_What the task requires_
Copy the listing below line for line, without changing a character.

_Provided information_
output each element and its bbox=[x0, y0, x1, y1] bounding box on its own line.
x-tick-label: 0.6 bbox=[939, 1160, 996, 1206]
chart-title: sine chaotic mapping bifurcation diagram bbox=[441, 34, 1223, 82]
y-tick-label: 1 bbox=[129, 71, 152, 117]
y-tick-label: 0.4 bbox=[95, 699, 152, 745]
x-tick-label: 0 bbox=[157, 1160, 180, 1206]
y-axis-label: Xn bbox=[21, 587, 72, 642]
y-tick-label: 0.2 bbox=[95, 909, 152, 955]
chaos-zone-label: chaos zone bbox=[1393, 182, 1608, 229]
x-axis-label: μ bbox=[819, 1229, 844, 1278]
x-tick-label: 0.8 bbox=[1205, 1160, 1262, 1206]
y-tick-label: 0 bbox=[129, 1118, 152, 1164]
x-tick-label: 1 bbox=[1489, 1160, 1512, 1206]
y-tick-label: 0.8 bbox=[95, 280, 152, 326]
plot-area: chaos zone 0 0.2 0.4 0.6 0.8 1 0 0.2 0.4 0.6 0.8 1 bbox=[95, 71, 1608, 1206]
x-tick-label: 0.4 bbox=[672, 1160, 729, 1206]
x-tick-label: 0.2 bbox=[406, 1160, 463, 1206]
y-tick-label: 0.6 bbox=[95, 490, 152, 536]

_The result_
output each element and its bbox=[x0, y0, x1, y1] bounding box on its own line.
x-tick-label: 0.6 bbox=[939, 1160, 996, 1206]
chart-title: sine chaotic mapping bifurcation diagram bbox=[441, 34, 1223, 82]
y-tick-label: 1 bbox=[129, 71, 152, 117]
y-tick-label: 0.4 bbox=[95, 699, 152, 745]
x-tick-label: 0 bbox=[157, 1160, 180, 1206]
y-axis-label: Xn bbox=[21, 587, 72, 642]
y-tick-label: 0.2 bbox=[95, 909, 152, 955]
chaos-zone-label: chaos zone bbox=[1393, 182, 1608, 229]
x-axis-label: μ bbox=[819, 1229, 844, 1278]
x-tick-label: 0.8 bbox=[1205, 1160, 1262, 1206]
y-tick-label: 0 bbox=[129, 1118, 152, 1164]
x-tick-label: 1 bbox=[1489, 1160, 1512, 1206]
y-tick-label: 0.8 bbox=[95, 280, 152, 326]
plot-area: chaos zone 0 0.2 0.4 0.6 0.8 1 0 0.2 0.4 0.6 0.8 1 bbox=[95, 71, 1608, 1206]
x-tick-label: 0.4 bbox=[672, 1160, 729, 1206]
x-tick-label: 0.2 bbox=[406, 1160, 463, 1206]
y-tick-label: 0.6 bbox=[95, 490, 152, 536]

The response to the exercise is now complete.